** What is needed **
Tally how many lines of these entries hold the string "this". Return the number alone.

** Records about charts and figures **
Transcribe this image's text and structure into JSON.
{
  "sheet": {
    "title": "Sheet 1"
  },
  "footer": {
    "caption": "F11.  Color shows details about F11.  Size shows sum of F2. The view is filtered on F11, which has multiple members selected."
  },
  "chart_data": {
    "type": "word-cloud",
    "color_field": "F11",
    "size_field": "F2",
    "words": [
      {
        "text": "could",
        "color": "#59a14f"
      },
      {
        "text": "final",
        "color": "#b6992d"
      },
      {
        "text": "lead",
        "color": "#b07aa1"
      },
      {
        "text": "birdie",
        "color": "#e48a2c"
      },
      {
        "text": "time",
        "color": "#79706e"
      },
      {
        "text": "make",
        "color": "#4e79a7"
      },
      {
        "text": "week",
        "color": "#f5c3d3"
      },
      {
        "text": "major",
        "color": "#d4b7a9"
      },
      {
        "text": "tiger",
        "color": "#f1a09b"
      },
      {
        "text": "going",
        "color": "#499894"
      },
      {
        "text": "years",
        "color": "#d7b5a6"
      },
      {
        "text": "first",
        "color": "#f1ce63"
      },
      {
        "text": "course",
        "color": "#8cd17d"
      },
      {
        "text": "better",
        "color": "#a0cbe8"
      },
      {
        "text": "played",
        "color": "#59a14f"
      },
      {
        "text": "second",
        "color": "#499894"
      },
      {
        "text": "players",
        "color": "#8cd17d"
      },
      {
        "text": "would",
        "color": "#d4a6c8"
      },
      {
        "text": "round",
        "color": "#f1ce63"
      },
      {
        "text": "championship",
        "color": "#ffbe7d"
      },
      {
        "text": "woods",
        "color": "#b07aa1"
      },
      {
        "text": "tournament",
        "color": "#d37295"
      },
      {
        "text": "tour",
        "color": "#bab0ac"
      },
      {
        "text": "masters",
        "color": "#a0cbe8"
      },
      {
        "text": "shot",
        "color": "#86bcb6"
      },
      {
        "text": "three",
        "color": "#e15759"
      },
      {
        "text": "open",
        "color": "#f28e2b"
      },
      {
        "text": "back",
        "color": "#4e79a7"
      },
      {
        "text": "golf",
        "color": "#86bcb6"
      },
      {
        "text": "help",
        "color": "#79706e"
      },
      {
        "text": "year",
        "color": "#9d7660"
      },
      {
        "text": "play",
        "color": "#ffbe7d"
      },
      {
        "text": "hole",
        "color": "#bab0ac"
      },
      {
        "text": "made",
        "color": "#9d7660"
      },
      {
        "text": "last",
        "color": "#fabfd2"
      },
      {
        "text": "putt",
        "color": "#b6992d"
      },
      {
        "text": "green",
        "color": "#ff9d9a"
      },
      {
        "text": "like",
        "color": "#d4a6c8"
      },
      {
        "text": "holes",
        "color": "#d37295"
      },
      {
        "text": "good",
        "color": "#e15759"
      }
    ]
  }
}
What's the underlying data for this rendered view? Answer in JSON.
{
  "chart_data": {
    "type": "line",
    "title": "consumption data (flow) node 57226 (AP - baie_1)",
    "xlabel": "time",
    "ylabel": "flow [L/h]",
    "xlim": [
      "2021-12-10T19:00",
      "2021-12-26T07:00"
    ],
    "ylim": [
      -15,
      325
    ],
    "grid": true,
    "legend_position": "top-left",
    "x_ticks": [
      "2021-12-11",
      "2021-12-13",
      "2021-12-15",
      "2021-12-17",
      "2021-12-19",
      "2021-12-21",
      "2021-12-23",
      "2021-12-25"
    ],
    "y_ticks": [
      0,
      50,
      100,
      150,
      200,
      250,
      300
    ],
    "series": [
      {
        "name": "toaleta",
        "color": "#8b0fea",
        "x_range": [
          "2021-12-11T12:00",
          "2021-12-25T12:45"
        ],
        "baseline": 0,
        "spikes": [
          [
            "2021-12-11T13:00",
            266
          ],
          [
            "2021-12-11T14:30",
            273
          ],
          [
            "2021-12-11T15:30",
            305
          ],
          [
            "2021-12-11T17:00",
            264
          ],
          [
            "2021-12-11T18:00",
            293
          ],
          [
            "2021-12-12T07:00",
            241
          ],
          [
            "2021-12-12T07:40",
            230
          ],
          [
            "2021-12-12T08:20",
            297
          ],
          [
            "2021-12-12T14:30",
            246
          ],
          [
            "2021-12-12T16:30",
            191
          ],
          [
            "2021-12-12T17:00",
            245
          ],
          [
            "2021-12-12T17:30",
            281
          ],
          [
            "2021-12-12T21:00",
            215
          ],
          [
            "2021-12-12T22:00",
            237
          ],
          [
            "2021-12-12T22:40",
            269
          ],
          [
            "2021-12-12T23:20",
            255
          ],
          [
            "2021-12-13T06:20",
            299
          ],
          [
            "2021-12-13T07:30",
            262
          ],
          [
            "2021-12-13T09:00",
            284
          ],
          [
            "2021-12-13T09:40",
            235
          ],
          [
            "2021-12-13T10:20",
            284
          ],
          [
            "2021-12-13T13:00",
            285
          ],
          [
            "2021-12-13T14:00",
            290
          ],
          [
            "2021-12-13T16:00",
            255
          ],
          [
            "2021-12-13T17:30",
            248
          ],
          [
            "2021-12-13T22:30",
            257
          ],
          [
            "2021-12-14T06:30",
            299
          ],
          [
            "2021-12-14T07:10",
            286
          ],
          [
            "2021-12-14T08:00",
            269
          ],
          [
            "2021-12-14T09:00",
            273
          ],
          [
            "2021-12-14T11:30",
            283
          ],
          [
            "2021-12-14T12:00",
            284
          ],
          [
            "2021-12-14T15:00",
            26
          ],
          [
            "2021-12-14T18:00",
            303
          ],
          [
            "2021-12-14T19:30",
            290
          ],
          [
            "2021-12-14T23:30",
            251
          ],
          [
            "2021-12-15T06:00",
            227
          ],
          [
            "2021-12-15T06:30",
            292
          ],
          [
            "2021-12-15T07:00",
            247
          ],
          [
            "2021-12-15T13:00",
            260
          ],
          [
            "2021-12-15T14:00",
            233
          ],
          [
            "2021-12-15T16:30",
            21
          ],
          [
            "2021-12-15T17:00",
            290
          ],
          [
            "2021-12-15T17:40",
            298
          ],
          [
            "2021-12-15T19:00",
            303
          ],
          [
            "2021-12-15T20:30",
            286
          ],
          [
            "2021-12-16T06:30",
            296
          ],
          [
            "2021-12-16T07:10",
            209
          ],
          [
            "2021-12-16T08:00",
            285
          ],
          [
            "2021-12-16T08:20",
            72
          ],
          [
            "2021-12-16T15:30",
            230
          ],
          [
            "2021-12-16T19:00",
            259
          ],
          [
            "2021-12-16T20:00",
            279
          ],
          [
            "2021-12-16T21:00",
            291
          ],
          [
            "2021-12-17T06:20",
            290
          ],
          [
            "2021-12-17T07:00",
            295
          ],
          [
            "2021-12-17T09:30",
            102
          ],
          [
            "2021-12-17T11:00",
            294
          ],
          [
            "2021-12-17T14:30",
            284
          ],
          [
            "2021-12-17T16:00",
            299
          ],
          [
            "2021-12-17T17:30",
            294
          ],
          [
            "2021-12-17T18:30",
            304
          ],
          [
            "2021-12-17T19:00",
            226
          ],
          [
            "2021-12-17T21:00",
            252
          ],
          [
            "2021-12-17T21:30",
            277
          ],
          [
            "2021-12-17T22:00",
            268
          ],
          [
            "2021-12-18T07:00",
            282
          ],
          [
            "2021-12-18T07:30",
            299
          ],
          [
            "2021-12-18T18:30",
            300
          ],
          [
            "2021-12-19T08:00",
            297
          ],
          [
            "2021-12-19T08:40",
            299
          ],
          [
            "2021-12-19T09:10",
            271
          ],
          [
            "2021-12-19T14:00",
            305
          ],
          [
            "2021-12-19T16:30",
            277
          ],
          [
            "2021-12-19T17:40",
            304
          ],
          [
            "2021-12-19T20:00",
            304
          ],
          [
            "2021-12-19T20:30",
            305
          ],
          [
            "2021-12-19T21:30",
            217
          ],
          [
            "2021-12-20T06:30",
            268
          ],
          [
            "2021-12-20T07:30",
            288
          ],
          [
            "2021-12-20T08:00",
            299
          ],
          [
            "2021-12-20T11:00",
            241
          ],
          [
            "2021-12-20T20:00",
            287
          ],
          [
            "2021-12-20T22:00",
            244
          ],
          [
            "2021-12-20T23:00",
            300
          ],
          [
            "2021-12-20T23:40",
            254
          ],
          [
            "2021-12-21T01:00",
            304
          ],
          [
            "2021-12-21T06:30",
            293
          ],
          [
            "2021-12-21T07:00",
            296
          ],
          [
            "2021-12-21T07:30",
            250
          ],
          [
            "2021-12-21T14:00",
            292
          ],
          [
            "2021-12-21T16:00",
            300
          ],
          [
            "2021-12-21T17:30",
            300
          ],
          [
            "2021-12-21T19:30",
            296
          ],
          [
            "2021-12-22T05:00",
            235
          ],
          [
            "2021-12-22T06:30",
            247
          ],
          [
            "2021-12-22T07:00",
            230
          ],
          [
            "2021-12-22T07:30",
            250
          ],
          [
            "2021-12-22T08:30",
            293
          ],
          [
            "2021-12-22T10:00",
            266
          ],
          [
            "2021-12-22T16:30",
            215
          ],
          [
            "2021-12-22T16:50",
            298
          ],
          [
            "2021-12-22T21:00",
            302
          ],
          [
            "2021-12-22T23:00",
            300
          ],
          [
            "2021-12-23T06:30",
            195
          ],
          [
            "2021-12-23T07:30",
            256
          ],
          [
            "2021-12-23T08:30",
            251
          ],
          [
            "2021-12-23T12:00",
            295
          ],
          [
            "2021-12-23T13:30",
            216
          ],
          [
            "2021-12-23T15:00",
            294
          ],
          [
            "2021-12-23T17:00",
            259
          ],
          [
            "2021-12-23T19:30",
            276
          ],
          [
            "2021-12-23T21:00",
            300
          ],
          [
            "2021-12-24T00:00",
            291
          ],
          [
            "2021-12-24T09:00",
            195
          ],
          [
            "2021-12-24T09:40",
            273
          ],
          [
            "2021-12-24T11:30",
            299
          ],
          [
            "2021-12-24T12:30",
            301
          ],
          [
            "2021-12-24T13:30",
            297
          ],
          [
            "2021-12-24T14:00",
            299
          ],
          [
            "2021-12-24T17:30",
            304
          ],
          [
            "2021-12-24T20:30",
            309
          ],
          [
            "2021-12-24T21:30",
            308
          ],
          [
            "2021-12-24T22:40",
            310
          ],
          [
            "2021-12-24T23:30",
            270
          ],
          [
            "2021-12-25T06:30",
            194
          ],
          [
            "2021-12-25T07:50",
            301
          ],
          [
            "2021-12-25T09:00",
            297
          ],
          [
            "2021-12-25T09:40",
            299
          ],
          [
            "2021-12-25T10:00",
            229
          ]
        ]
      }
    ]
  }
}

** The completed task **
2